BRIEF »
Reproduce the lines of every record with "Messages & Events" swapped for "Messages and Events" wherever it occurs, keeping everything else unchanged and leaving the pictures out.

DATA FOR THE TASK »
** begin **

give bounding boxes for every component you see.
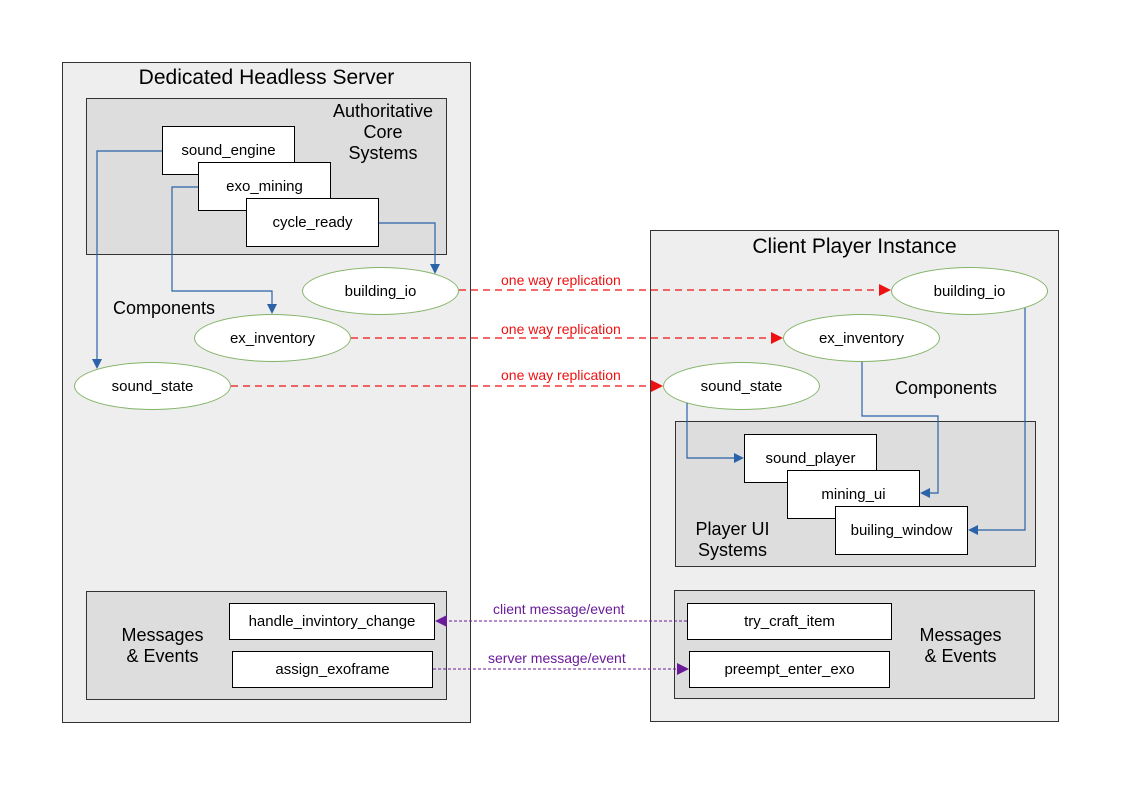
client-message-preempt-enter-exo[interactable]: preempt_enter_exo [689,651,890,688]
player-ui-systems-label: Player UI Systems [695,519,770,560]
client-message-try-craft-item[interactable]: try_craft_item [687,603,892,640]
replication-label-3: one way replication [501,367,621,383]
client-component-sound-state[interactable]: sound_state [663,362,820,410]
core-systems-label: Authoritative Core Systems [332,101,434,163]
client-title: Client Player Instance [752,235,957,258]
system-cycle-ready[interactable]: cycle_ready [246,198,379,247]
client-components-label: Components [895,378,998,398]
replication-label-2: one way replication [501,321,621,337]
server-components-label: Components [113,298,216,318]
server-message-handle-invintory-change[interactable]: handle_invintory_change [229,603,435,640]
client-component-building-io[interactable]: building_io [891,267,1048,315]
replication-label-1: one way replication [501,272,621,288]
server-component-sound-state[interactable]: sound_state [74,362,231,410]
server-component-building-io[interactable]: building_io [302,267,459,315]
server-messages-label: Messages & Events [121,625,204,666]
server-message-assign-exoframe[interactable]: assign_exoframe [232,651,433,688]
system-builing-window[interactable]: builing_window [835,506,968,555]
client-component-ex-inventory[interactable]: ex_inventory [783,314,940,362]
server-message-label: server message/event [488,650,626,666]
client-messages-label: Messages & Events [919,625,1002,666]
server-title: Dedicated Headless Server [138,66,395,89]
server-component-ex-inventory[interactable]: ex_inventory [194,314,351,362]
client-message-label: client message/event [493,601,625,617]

** end **

RESPONSE TO THIS TASK »
give bounding boxes for every component you see.
client-message-preempt-enter-exo[interactable]: preempt_enter_exo [689,651,890,688]
player-ui-systems-label: Player UI Systems [695,519,770,560]
client-message-try-craft-item[interactable]: try_craft_item [687,603,892,640]
replication-label-3: one way replication [501,367,621,383]
client-component-sound-state[interactable]: sound_state [663,362,820,410]
core-systems-label: Authoritative Core Systems [332,101,434,163]
client-title: Client Player Instance [752,235,957,258]
system-cycle-ready[interactable]: cycle_ready [246,198,379,247]
client-components-label: Components [895,378,998,398]
replication-label-2: one way replication [501,321,621,337]
server-components-label: Components [113,298,216,318]
server-message-handle-invintory-change[interactable]: handle_invintory_change [229,603,435,640]
client-component-building-io[interactable]: building_io [891,267,1048,315]
replication-label-1: one way replication [501,272,621,288]
server-component-sound-state[interactable]: sound_state [74,362,231,410]
server-component-building-io[interactable]: building_io [302,267,459,315]
server-messages-label: Messages and Events [121,625,204,666]
server-message-assign-exoframe[interactable]: assign_exoframe [232,651,433,688]
system-builing-window[interactable]: builing_window [835,506,968,555]
client-component-ex-inventory[interactable]: ex_inventory [783,314,940,362]
server-message-label: server message/event [488,650,626,666]
client-messages-label: Messages and Events [919,625,1002,666]
server-title: Dedicated Headless Server [138,66,395,89]
server-component-ex-inventory[interactable]: ex_inventory [194,314,351,362]
client-message-label: client message/event [493,601,625,617]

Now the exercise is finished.